(Collected data)
# # #

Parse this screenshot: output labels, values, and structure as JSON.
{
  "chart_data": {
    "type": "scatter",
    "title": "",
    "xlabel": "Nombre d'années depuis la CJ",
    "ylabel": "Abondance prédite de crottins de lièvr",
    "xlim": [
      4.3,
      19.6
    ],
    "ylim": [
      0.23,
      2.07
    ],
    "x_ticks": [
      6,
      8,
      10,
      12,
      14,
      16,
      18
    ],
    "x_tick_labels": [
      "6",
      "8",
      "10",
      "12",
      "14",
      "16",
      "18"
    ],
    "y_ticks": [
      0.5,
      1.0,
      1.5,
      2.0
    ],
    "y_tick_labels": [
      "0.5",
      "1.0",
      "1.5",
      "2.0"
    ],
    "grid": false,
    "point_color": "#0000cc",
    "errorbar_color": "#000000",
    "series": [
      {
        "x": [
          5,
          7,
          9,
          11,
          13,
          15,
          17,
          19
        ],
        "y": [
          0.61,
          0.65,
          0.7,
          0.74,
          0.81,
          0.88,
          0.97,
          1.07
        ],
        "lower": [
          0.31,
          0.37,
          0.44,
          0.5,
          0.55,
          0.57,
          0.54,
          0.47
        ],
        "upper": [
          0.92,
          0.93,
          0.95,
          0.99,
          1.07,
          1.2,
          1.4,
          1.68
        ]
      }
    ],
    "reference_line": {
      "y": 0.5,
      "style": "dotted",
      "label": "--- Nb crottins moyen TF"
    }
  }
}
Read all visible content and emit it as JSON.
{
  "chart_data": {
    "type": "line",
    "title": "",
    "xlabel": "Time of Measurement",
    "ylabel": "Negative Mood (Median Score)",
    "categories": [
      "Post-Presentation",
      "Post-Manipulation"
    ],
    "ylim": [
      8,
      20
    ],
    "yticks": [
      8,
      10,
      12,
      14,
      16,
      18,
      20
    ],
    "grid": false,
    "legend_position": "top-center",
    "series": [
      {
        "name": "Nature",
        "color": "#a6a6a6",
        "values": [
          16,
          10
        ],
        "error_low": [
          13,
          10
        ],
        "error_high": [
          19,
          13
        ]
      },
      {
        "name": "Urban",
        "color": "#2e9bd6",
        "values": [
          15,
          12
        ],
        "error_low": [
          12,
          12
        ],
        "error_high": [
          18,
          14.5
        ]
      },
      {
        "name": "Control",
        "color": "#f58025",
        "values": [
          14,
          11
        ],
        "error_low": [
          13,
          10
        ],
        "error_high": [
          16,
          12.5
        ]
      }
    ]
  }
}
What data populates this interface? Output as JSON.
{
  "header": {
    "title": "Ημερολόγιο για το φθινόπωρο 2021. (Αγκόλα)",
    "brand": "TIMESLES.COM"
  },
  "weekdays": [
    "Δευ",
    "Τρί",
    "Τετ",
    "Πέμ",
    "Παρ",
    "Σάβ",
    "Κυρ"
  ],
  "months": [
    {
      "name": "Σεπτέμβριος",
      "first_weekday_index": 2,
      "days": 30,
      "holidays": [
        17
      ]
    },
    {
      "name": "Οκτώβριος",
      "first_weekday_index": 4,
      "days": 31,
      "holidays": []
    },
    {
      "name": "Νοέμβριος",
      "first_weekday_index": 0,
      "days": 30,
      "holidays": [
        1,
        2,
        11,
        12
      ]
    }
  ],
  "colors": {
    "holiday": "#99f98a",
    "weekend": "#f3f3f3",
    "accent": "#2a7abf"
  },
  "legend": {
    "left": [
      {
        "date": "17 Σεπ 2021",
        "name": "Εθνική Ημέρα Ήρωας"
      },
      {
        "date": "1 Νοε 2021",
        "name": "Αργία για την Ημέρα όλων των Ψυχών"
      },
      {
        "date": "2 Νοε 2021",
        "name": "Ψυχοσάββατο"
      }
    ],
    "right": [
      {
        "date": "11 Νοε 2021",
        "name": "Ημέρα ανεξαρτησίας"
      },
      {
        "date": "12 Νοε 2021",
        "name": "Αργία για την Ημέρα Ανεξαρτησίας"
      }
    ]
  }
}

# # #

**Exercise objective:**
Reproduce each entry above exactly, keeping every word.

**Exercise response:**
Parse this screenshot: output labels, values, and structure as JSON.
{
  "chart_data": {
    "type": "scatter",
    "title": "",
    "xlabel": "Nombre d'années depuis la CJ",
    "ylabel": "Abondance prédite de crottins de lièvr",
    "xlim": [
      4.3,
      19.6
    ],
    "ylim": [
      0.23,
      2.07
    ],
    "x_ticks": [
      6,
      8,
      10,
      12,
      14,
      16,
      18
    ],
    "x_tick_labels": [
      "6",
      "8",
      "10",
      "12",
      "14",
      "16",
      "18"
    ],
    "y_ticks": [
      0.5,
      1.0,
      1.5,
      2.0
    ],
    "y_tick_labels": [
      "0.5",
      "1.0",
      "1.5",
      "2.0"
    ],
    "grid": false,
    "point_color": "#0000cc",
    "errorbar_color": "#000000",
    "series": [
      {
        "x": [
          5,
          7,
          9,
          11,
          13,
          15,
          17,
          19
        ],
        "y": [
          0.61,
          0.65,
          0.7,
          0.74,
          0.81,
          0.88,
          0.97,
          1.07
        ],
        "lower": [
          0.31,
          0.37,
          0.44,
          0.5,
          0.55,
          0.57,
          0.54,
          0.47
        ],
        "upper": [
          0.92,
          0.93,
          0.95,
          0.99,
          1.07,
          1.2,
          1.4,
          1.68
        ]
      }
    ],
    "reference_line": {
      "y": 0.5,
      "style": "dotted",
      "label": "--- Nb crottins moyen TF"
    }
  }
}
Read all visible content and emit it as JSON.
{
  "chart_data": {
    "type": "line",
    "title": "",
    "xlabel": "Time of Measurement",
    "ylabel": "Negative Mood (Median Score)",
    "categories": [
      "Post-Presentation",
      "Post-Manipulation"
    ],
    "ylim": [
      8,
      20
    ],
    "yticks": [
      8,
      10,
      12,
      14,
      16,
      18,
      20
    ],
    "grid": false,
    "legend_position": "top-center",
    "series": [
      {
        "name": "Nature",
        "color": "#a6a6a6",
        "values": [
          16,
          10
        ],
        "error_low": [
          13,
          10
        ],
        "error_high": [
          19,
          13
        ]
      },
      {
        "name": "Urban",
        "color": "#2e9bd6",
        "values": [
          15,
          12
        ],
        "error_low": [
          12,
          12
        ],
        "error_high": [
          18,
          14.5
        ]
      },
      {
        "name": "Control",
        "color": "#f58025",
        "values": [
          14,
          11
        ],
        "error_low": [
          13,
          10
        ],
        "error_high": [
          16,
          12.5
        ]
      }
    ]
  }
}
What data populates this interface? Output as JSON.
{
  "header": {
    "title": "Ημερολόγιο για το φθινόπωρο 2021. (Αγκόλα)",
    "brand": "TIMESLES.COM"
  },
  "weekdays": [
    "Δευ",
    "Τρί",
    "Τετ",
    "Πέμ",
    "Παρ",
    "Σάβ",
    "Κυρ"
  ],
  "months": [
    {
      "name": "Σεπτέμβριος",
      "first_weekday_index": 2,
      "days": 30,
      "holidays": [
        17
      ]
    },
    {
      "name": "Οκτώβριος",
      "first_weekday_index": 4,
      "days": 31,
      "holidays": []
    },
    {
      "name": "Νοέμβριος",
      "first_weekday_index": 0,
      "days": 30,
      "holidays": [
        1,
        2,
        11,
        12
      ]
    }
  ],
  "colors": {
    "holiday": "#99f98a",
    "weekend": "#f3f3f3",
    "accent": "#2a7abf"
  },
  "legend": {
    "left": [
      {
        "date": "17 Σεπ 2021",
        "name": "Εθνική Ημέρα Ήρωας"
      },
      {
        "date": "1 Νοε 2021",
        "name": "Αργία για την Ημέρα όλων των Ψυχών"
      },
      {
        "date": "2 Νοε 2021",
        "name": "Ψυχοσάββατο"
      }
    ],
    "right": [
      {
        "date": "11 Νοε 2021",
        "name": "Ημέρα ανεξαρτησίας"
      },
      {
        "date": "12 Νοε 2021",
        "name": "Αργία για την Ημέρα Ανεξαρτησίας"
      }
    ]
  }
}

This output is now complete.